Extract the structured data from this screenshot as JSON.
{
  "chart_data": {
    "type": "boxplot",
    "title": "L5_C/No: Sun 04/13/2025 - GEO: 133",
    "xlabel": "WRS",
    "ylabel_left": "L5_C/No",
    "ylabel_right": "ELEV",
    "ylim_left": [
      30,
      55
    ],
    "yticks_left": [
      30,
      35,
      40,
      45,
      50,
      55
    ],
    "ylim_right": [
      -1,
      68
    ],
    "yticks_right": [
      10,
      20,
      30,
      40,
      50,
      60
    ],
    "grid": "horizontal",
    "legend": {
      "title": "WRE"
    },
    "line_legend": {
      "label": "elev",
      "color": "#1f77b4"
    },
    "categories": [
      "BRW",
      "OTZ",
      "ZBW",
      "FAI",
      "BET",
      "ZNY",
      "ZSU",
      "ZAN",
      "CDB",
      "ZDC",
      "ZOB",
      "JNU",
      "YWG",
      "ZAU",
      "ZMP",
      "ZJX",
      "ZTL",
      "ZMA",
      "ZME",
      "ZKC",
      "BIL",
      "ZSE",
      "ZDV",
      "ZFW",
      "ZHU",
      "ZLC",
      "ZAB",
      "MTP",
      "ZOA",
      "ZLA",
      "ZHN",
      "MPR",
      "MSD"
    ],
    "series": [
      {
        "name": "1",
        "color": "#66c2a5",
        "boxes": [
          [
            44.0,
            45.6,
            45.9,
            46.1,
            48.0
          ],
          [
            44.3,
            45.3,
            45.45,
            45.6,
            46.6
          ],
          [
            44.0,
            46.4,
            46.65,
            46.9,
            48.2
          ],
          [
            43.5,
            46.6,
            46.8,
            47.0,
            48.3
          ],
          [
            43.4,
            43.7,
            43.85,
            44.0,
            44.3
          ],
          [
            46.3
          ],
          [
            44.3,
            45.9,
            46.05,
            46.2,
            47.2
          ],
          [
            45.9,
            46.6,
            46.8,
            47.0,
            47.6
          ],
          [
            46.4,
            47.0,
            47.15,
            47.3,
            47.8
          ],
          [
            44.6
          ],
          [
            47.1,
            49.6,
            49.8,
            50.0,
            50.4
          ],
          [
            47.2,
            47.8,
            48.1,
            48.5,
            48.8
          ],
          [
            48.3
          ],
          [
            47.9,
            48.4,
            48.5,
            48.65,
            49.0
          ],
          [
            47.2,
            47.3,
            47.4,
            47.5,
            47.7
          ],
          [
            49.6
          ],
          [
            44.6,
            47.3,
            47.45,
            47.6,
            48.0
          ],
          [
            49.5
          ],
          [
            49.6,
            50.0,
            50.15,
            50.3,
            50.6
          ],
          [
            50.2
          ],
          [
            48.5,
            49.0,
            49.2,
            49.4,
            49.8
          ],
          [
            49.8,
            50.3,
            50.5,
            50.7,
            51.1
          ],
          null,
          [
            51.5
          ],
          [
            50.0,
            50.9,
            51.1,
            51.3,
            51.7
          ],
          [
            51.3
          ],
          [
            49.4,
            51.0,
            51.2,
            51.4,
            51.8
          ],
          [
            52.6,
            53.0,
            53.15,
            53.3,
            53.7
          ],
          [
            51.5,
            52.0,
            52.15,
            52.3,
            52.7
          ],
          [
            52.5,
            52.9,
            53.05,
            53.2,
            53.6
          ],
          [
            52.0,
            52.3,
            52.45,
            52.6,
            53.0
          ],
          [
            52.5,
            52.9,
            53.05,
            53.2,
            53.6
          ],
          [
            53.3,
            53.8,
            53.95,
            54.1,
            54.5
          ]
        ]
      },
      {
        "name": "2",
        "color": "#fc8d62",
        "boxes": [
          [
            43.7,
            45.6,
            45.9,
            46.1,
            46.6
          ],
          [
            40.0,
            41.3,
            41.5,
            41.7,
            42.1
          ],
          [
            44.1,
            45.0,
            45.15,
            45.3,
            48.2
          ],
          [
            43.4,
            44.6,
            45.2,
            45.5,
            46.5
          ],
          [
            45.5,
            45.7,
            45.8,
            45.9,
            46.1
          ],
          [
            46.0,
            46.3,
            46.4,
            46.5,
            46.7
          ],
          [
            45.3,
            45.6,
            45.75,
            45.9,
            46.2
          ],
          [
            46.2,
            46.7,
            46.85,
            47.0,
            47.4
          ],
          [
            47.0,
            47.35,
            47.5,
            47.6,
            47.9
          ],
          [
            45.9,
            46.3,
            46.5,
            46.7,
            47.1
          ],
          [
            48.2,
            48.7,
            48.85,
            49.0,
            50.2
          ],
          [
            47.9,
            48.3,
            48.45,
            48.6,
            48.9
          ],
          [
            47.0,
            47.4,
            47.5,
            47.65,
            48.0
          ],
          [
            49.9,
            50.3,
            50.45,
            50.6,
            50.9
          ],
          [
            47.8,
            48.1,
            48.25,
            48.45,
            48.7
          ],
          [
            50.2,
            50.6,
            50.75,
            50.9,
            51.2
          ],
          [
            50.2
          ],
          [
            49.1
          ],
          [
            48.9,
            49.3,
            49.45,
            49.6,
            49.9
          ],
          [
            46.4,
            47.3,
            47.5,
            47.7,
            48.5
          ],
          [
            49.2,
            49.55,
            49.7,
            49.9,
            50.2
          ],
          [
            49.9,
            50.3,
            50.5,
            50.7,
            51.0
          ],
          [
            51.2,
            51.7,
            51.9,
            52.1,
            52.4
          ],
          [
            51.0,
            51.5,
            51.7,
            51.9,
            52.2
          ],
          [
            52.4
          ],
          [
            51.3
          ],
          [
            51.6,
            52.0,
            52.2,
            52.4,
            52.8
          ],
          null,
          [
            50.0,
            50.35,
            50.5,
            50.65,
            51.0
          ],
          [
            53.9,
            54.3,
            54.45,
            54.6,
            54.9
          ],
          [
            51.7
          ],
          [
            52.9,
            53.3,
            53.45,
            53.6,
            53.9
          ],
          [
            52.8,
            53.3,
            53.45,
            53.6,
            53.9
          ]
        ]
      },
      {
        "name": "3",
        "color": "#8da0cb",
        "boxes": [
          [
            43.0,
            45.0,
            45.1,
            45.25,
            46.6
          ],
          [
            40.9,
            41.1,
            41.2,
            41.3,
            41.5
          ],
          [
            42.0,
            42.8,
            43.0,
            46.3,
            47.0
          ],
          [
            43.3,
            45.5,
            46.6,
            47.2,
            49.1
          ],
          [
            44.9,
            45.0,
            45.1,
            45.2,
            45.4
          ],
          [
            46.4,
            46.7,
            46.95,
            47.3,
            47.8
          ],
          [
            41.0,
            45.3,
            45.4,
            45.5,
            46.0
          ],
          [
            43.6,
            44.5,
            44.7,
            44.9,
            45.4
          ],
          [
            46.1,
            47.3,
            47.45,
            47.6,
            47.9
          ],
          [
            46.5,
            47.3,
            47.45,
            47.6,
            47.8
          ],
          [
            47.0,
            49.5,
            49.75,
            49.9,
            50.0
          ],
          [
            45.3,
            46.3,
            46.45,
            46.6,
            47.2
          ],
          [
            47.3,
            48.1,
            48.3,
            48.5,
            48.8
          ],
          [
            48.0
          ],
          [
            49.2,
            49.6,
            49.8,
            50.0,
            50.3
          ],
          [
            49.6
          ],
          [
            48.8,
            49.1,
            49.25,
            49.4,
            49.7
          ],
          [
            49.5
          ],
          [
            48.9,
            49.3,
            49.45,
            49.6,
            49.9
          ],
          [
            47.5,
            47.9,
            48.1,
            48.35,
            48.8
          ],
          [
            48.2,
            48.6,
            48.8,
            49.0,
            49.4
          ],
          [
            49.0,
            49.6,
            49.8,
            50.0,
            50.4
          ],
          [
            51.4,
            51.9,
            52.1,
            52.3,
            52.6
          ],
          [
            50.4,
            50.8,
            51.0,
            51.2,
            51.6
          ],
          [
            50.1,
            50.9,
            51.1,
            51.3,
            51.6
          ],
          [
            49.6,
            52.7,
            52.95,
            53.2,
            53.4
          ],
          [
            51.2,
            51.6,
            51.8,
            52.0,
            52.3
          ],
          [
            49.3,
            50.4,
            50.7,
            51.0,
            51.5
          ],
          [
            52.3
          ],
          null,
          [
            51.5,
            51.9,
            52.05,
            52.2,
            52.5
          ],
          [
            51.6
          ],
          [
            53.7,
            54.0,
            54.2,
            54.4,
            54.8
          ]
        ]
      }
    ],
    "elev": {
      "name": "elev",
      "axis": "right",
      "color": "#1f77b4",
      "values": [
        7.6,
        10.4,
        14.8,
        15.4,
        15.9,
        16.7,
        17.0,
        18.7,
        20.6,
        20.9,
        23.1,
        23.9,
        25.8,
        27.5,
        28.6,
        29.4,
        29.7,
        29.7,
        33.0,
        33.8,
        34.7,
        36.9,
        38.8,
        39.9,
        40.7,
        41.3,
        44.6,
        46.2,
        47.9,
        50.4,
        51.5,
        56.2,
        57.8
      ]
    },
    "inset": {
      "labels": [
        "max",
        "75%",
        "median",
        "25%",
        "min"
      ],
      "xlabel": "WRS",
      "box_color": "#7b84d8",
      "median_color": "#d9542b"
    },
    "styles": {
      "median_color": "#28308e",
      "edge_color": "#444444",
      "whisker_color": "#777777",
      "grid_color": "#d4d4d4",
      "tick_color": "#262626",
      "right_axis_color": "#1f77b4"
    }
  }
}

■ ■ ■ ■ ■ ■ ■

> EXERCISE INSTRUCTIONS: Pull every line containing "title" out of the data above.

> COMPLETE OUTPUT:
    "title": "L5_C/No: Sun 04/13/2025 - GEO: 133",
      "title": "WRE"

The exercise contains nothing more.